- Requirement: Write out the whole listing exactly as it stands.

- Data supplied:
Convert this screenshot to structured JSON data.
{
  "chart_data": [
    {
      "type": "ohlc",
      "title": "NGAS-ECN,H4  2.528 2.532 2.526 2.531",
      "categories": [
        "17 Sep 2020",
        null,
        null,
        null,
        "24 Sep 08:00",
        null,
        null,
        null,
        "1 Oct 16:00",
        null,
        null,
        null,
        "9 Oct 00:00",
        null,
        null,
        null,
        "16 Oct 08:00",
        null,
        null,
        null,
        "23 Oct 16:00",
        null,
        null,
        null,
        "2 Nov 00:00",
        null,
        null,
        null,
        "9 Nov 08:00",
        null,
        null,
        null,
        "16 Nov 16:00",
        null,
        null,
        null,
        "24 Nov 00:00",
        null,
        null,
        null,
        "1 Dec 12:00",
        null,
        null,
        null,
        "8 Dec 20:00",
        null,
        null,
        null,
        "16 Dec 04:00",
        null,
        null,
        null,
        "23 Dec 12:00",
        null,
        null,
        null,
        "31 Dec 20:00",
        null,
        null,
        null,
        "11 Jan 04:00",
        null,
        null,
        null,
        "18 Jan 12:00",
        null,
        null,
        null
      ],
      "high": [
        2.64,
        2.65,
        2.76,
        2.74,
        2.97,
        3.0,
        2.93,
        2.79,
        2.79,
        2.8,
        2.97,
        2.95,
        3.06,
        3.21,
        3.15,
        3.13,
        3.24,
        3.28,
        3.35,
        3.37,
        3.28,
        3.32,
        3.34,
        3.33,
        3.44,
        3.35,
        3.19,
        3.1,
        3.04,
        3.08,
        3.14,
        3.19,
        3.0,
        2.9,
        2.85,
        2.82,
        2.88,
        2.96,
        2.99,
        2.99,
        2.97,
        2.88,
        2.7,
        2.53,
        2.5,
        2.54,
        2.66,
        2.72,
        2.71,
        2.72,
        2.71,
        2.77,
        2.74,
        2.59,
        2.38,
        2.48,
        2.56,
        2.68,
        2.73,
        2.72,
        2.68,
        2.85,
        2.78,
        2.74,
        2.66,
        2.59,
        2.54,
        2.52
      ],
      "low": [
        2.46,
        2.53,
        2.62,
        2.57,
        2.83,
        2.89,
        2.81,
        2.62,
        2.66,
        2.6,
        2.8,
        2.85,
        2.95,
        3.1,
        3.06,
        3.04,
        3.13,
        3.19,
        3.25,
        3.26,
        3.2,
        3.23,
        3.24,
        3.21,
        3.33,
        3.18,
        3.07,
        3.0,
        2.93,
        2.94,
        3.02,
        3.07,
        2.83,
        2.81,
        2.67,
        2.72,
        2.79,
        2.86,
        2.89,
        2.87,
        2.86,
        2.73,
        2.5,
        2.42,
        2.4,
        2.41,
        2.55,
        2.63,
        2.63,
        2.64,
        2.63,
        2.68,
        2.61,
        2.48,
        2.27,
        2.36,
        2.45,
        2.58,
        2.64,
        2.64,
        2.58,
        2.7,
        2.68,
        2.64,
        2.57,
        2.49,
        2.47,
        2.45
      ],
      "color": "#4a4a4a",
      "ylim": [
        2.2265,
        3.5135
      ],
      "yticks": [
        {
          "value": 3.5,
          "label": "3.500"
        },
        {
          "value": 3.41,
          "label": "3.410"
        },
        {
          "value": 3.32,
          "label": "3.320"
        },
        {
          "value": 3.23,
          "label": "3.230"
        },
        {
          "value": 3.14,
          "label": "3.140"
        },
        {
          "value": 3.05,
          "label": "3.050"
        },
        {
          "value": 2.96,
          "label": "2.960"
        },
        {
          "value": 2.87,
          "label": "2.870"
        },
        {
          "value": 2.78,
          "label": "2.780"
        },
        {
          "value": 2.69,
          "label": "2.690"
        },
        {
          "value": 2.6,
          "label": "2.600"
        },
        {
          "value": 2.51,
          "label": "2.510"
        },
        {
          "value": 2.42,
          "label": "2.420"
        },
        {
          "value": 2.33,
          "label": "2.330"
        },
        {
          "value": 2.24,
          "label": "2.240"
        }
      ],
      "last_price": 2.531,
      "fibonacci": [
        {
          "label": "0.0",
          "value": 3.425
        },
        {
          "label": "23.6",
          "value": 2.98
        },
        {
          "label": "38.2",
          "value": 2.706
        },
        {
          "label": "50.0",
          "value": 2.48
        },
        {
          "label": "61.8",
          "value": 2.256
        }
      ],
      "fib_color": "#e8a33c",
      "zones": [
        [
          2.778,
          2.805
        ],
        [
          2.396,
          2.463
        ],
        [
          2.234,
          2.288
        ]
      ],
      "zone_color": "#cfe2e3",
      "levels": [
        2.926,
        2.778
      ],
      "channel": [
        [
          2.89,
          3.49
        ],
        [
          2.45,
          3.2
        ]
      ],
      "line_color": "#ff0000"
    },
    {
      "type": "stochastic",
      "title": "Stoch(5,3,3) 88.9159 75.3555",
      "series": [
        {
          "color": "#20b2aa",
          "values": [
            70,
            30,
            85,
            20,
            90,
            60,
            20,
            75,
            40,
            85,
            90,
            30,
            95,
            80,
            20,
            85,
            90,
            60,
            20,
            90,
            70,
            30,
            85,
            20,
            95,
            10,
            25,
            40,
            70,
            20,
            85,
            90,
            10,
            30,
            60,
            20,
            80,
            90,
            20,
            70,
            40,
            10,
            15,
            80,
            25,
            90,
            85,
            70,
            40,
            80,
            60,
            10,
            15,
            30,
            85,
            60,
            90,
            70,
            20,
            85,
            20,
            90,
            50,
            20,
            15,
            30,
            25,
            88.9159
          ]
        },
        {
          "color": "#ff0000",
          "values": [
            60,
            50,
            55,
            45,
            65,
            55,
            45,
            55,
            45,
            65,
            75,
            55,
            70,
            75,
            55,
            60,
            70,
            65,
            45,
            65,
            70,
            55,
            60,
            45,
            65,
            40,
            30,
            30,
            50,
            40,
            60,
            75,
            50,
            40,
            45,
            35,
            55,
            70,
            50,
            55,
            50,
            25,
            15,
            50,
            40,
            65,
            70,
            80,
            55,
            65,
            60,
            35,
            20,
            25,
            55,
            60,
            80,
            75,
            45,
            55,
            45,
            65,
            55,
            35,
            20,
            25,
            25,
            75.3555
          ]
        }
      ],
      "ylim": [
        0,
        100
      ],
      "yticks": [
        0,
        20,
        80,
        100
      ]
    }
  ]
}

- Answer to this problem:
Convert this screenshot to structured JSON data.
{
  "chart_data": [
    {
      "type": "ohlc",
      "title": "NGAS-ECN,H4  2.528 2.532 2.526 2.531",
      "categories": [
        "17 Sep 2020",
        null,
        null,
        null,
        "24 Sep 08:00",
        null,
        null,
        null,
        "1 Oct 16:00",
        null,
        null,
        null,
        "9 Oct 00:00",
        null,
        null,
        null,
        "16 Oct 08:00",
        null,
        null,
        null,
        "23 Oct 16:00",
        null,
        null,
        null,
        "2 Nov 00:00",
        null,
        null,
        null,
        "9 Nov 08:00",
        null,
        null,
        null,
        "16 Nov 16:00",
        null,
        null,
        null,
        "24 Nov 00:00",
        null,
        null,
        null,
        "1 Dec 12:00",
        null,
        null,
        null,
        "8 Dec 20:00",
        null,
        null,
        null,
        "16 Dec 04:00",
        null,
        null,
        null,
        "23 Dec 12:00",
        null,
        null,
        null,
        "31 Dec 20:00",
        null,
        null,
        null,
        "11 Jan 04:00",
        null,
        null,
        null,
        "18 Jan 12:00",
        null,
        null,
        null
      ],
      "high": [
        2.64,
        2.65,
        2.76,
        2.74,
        2.97,
        3.0,
        2.93,
        2.79,
        2.79,
        2.8,
        2.97,
        2.95,
        3.06,
        3.21,
        3.15,
        3.13,
        3.24,
        3.28,
        3.35,
        3.37,
        3.28,
        3.32,
        3.34,
        3.33,
        3.44,
        3.35,
        3.19,
        3.1,
        3.04,
        3.08,
        3.14,
        3.19,
        3.0,
        2.9,
        2.85,
        2.82,
        2.88,
        2.96,
        2.99,
        2.99,
        2.97,
        2.88,
        2.7,
        2.53,
        2.5,
        2.54,
        2.66,
        2.72,
        2.71,
        2.72,
        2.71,
        2.77,
        2.74,
        2.59,
        2.38,
        2.48,
        2.56,
        2.68,
        2.73,
        2.72,
        2.68,
        2.85,
        2.78,
        2.74,
        2.66,
        2.59,
        2.54,
        2.52
      ],
      "low": [
        2.46,
        2.53,
        2.62,
        2.57,
        2.83,
        2.89,
        2.81,
        2.62,
        2.66,
        2.6,
        2.8,
        2.85,
        2.95,
        3.1,
        3.06,
        3.04,
        3.13,
        3.19,
        3.25,
        3.26,
        3.2,
        3.23,
        3.24,
        3.21,
        3.33,
        3.18,
        3.07,
        3.0,
        2.93,
        2.94,
        3.02,
        3.07,
        2.83,
        2.81,
        2.67,
        2.72,
        2.79,
        2.86,
        2.89,
        2.87,
        2.86,
        2.73,
        2.5,
        2.42,
        2.4,
        2.41,
        2.55,
        2.63,
        2.63,
        2.64,
        2.63,
        2.68,
        2.61,
        2.48,
        2.27,
        2.36,
        2.45,
        2.58,
        2.64,
        2.64,
        2.58,
        2.7,
        2.68,
        2.64,
        2.57,
        2.49,
        2.47,
        2.45
      ],
      "color": "#4a4a4a",
      "ylim": [
        2.2265,
        3.5135
      ],
      "yticks": [
        {
          "value": 3.5,
          "label": "3.500"
        },
        {
          "value": 3.41,
          "label": "3.410"
        },
        {
          "value": 3.32,
          "label": "3.320"
        },
        {
          "value": 3.23,
          "label": "3.230"
        },
        {
          "value": 3.14,
          "label": "3.140"
        },
        {
          "value": 3.05,
          "label": "3.050"
        },
        {
          "value": 2.96,
          "label": "2.960"
        },
        {
          "value": 2.87,
          "label": "2.870"
        },
        {
          "value": 2.78,
          "label": "2.780"
        },
        {
          "value": 2.69,
          "label": "2.690"
        },
        {
          "value": 2.6,
          "label": "2.600"
        },
        {
          "value": 2.51,
          "label": "2.510"
        },
        {
          "value": 2.42,
          "label": "2.420"
        },
        {
          "value": 2.33,
          "label": "2.330"
        },
        {
          "value": 2.24,
          "label": "2.240"
        }
      ],
      "last_price": 2.531,
      "fibonacci": [
        {
          "label": "0.0",
          "value": 3.425
        },
        {
          "label": "23.6",
          "value": 2.98
        },
        {
          "label": "38.2",
          "value": 2.706
        },
        {
          "label": "50.0",
          "value": 2.48
        },
        {
          "label": "61.8",
          "value": 2.256
        }
      ],
      "fib_color": "#e8a33c",
      "zones": [
        [
          2.778,
          2.805
        ],
        [
          2.396,
          2.463
        ],
        [
          2.234,
          2.288
        ]
      ],
      "zone_color": "#cfe2e3",
      "levels": [
        2.926,
        2.778
      ],
      "channel": [
        [
          2.89,
          3.49
        ],
        [
          2.45,
          3.2
        ]
      ],
      "line_color": "#ff0000"
    },
    {
      "type": "stochastic",
      "title": "Stoch(5,3,3) 88.9159 75.3555",
      "series": [
        {
          "color": "#20b2aa",
          "values": [
            70,
            30,
            85,
            20,
            90,
            60,
            20,
            75,
            40,
            85,
            90,
            30,
            95,
            80,
            20,
            85,
            90,
            60,
            20,
            90,
            70,
            30,
            85,
            20,
            95,
            10,
            25,
            40,
            70,
            20,
            85,
            90,
            10,
            30,
            60,
            20,
            80,
            90,
            20,
            70,
            40,
            10,
            15,
            80,
            25,
            90,
            85,
            70,
            40,
            80,
            60,
            10,
            15,
            30,
            85,
            60,
            90,
            70,
            20,
            85,
            20,
            90,
            50,
            20,
            15,
            30,
            25,
            88.9159
          ]
        },
        {
          "color": "#ff0000",
          "values": [
            60,
            50,
            55,
            45,
            65,
            55,
            45,
            55,
            45,
            65,
            75,
            55,
            70,
            75,
            55,
            60,
            70,
            65,
            45,
            65,
            70,
            55,
            60,
            45,
            65,
            40,
            30,
            30,
            50,
            40,
            60,
            75,
            50,
            40,
            45,
            35,
            55,
            70,
            50,
            55,
            50,
            25,
            15,
            50,
            40,
            65,
            70,
            80,
            55,
            65,
            60,
            35,
            20,
            25,
            55,
            60,
            80,
            75,
            45,
            55,
            45,
            65,
            55,
            35,
            20,
            25,
            25,
            75.3555
          ]
        }
      ],
      "ylim": [
        0,
        100
      ],
      "yticks": [
        0,
        20,
        80,
        100
      ]
    }
  ]
}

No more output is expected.